(Saved data entries)
──────

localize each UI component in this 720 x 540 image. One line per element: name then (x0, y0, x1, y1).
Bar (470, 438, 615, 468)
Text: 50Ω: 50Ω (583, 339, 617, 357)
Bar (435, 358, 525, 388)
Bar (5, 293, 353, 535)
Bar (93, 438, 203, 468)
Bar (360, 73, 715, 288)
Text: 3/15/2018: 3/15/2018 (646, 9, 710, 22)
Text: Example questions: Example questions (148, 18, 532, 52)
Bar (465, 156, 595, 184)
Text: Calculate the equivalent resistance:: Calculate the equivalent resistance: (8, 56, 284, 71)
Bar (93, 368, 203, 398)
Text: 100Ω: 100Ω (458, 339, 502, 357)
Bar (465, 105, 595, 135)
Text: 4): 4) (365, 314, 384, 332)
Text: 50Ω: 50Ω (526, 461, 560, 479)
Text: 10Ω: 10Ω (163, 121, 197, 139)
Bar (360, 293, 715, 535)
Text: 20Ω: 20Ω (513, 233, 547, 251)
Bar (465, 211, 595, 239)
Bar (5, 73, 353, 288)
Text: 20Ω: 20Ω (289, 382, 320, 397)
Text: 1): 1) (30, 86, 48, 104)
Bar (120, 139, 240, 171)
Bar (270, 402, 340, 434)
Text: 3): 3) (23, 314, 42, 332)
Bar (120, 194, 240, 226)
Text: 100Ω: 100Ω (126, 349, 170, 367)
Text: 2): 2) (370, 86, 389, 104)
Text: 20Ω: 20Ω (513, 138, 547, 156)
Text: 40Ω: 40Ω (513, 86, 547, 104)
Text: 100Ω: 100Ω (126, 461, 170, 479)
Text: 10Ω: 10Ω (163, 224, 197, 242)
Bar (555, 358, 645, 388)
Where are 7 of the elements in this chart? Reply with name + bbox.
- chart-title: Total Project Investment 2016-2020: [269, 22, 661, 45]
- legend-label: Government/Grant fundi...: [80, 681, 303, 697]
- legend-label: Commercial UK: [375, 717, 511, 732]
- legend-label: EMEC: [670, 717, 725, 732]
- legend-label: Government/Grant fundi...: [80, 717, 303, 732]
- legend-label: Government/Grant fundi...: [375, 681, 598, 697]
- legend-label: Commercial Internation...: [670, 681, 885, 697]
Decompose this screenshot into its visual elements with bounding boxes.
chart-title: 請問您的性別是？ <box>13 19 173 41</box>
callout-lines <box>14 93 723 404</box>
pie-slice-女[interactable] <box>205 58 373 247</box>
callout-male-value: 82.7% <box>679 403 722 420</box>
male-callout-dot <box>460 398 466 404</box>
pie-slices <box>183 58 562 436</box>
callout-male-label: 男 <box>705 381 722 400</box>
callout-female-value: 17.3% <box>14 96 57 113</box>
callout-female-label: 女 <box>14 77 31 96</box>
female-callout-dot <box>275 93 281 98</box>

──────

◆ WRITTEN PROBLEM ◆
Copy the items verbatim from the start of the saved data entries through the line that contains "Bar (360, 73, 715, 288)", including that line.

◆ FINAL ANSWER ◆
localize each UI component in this 720 x 540 image. One line per element: name then (x0, y0, x1, y1).
Bar (470, 438, 615, 468)
Text: 50Ω: 50Ω (583, 339, 617, 357)
Bar (435, 358, 525, 388)
Bar (5, 293, 353, 535)
Bar (93, 438, 203, 468)
Bar (360, 73, 715, 288)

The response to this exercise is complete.